__Task description__:
Report the number of lines that hold the string "Category". Leave out any other text.

-- START Entries shown --

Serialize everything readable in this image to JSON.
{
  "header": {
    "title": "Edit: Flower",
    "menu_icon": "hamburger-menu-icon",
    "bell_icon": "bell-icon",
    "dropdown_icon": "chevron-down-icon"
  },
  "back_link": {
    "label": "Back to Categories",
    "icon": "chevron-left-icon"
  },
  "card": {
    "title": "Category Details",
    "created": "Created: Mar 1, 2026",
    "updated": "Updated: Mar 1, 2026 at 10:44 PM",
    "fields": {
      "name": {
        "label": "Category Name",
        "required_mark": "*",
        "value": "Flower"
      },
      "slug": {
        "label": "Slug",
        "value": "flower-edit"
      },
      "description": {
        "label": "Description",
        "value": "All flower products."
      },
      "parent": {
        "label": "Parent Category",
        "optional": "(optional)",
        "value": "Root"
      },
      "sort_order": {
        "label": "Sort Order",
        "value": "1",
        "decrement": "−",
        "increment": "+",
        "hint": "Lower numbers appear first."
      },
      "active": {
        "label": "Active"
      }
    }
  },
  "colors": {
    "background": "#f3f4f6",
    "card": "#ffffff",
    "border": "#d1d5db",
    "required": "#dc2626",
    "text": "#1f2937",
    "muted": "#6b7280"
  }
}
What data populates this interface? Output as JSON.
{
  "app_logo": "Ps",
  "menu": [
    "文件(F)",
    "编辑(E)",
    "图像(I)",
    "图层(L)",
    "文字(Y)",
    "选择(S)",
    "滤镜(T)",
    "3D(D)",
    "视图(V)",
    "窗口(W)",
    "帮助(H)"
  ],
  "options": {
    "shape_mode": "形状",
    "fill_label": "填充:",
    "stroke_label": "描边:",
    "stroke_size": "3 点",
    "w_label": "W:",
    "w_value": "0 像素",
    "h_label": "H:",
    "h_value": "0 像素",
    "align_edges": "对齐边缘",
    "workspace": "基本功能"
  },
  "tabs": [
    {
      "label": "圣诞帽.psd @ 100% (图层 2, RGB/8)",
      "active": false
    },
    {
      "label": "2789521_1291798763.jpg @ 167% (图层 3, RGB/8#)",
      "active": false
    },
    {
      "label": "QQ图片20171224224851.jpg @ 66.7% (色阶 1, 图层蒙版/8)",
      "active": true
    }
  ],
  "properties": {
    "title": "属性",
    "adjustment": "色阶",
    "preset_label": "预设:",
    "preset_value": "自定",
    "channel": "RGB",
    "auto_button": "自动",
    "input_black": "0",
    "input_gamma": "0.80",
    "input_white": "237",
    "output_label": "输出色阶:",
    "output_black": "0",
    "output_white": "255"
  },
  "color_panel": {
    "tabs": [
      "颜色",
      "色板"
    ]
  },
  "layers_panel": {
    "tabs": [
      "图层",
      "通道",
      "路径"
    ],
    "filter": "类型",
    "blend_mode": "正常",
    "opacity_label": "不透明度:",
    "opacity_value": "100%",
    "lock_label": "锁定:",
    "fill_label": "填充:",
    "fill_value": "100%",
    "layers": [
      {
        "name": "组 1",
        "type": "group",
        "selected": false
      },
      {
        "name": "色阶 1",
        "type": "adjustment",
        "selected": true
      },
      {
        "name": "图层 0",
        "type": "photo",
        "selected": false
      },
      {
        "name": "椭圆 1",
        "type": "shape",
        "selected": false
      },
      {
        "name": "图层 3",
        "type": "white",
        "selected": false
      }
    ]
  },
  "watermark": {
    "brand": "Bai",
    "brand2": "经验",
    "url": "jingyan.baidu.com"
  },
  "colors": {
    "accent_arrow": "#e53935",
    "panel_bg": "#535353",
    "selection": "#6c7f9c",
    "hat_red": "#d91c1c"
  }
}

-- END Entries shown --

__Complete answer__:
3